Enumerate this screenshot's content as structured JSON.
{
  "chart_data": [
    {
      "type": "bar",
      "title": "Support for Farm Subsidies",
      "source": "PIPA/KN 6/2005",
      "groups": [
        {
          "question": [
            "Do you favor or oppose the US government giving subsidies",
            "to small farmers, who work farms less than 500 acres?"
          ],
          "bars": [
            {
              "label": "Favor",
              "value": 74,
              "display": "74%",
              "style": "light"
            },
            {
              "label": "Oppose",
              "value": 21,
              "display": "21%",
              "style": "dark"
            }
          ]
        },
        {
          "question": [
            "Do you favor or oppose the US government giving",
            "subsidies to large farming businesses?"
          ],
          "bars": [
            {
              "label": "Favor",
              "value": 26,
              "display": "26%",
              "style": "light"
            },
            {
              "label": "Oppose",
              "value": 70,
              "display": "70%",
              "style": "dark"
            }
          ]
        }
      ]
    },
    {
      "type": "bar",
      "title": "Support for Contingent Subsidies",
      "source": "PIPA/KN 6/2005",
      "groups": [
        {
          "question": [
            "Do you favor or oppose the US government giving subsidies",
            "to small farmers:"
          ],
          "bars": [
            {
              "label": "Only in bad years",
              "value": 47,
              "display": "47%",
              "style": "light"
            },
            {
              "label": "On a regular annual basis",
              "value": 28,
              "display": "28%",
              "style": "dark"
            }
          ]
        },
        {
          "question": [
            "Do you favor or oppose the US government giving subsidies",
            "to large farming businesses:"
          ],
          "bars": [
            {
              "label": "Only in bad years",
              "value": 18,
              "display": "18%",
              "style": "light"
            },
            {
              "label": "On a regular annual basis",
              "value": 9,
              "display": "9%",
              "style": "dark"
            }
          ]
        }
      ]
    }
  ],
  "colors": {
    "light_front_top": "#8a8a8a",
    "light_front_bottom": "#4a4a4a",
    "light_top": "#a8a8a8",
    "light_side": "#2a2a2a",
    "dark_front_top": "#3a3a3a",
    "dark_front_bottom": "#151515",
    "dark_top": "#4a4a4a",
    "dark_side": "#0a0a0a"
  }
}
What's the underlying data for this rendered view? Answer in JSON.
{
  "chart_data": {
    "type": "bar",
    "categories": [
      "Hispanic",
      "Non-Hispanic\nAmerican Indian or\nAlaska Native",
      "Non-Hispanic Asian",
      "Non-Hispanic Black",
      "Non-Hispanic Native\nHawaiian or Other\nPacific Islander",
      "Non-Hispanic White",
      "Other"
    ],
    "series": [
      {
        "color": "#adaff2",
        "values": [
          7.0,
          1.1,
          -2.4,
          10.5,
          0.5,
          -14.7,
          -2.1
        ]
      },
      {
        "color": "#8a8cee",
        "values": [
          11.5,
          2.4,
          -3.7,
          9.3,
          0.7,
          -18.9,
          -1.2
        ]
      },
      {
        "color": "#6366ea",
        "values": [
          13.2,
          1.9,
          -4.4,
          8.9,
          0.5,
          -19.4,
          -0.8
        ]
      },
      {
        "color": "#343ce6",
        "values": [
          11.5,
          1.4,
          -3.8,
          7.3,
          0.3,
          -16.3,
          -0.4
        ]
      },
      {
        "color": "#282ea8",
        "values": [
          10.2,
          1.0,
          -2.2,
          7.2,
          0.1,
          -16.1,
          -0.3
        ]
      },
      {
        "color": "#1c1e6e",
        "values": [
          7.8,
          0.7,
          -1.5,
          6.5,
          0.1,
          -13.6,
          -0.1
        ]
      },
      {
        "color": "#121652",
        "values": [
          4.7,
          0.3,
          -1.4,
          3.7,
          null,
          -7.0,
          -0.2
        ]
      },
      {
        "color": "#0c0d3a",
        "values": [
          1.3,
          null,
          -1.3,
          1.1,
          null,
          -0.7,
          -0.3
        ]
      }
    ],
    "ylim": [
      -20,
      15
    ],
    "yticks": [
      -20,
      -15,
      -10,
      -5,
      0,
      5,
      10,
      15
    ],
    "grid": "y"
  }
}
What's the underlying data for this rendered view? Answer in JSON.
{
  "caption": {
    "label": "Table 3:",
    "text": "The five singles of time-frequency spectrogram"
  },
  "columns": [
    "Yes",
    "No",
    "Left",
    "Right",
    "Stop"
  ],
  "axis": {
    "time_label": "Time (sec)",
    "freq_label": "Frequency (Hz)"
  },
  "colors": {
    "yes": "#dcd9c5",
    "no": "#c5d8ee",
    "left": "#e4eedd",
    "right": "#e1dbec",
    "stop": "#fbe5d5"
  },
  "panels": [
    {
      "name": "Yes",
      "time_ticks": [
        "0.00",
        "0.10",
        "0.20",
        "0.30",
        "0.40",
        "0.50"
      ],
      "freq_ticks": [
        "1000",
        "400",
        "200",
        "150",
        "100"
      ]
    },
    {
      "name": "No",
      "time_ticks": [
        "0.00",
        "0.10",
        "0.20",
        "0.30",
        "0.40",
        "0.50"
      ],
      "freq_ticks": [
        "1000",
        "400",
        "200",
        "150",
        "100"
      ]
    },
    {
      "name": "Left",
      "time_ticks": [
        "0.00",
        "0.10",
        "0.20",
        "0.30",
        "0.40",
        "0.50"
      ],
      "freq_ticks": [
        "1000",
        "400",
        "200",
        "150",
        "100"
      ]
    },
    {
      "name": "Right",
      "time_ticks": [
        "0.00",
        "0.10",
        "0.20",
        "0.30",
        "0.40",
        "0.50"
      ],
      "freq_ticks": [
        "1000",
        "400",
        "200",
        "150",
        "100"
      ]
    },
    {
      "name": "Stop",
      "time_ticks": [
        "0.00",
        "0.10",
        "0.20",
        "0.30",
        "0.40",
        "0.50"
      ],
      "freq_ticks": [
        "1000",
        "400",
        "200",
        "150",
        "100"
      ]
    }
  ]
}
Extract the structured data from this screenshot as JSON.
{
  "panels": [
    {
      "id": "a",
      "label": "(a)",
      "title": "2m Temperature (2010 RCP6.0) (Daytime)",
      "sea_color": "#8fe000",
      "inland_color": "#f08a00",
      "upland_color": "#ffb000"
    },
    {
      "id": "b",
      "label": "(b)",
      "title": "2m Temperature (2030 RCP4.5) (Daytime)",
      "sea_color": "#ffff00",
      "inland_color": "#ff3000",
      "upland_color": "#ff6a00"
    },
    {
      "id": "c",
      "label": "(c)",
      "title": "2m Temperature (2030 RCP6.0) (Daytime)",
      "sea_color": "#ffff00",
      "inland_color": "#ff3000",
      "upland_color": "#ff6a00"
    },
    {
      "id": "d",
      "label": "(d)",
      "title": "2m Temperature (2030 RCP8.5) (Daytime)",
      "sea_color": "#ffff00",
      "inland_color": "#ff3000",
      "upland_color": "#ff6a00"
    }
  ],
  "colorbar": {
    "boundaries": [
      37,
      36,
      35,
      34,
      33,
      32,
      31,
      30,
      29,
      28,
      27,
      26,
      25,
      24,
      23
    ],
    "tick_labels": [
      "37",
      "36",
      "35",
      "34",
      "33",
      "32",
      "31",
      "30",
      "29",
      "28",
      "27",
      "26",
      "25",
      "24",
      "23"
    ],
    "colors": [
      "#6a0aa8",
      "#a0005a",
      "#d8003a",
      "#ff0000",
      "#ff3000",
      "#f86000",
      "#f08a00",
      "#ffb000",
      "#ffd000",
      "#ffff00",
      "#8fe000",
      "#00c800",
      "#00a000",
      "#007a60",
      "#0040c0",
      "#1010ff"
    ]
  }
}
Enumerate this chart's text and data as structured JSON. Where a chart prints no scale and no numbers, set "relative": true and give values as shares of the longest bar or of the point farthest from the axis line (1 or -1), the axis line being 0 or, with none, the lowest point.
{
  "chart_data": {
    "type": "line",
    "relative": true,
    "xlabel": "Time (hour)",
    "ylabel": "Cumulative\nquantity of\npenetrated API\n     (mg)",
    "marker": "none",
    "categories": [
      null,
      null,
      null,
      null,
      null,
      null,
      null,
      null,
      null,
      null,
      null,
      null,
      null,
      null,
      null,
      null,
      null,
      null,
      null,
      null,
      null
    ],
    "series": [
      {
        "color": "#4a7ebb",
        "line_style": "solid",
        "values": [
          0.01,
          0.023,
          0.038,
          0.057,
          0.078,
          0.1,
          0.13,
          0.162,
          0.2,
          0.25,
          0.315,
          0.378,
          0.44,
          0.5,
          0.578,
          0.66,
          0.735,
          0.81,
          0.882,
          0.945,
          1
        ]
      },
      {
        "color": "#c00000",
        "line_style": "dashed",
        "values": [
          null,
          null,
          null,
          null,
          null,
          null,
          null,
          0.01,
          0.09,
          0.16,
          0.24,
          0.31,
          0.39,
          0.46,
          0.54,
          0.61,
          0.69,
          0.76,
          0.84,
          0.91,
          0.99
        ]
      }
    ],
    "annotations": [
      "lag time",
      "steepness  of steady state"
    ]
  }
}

▶ _Task to carry out_:
Of all the lines above, how many contain "from"? Give the number and nothing more.

▶ _Result_:
2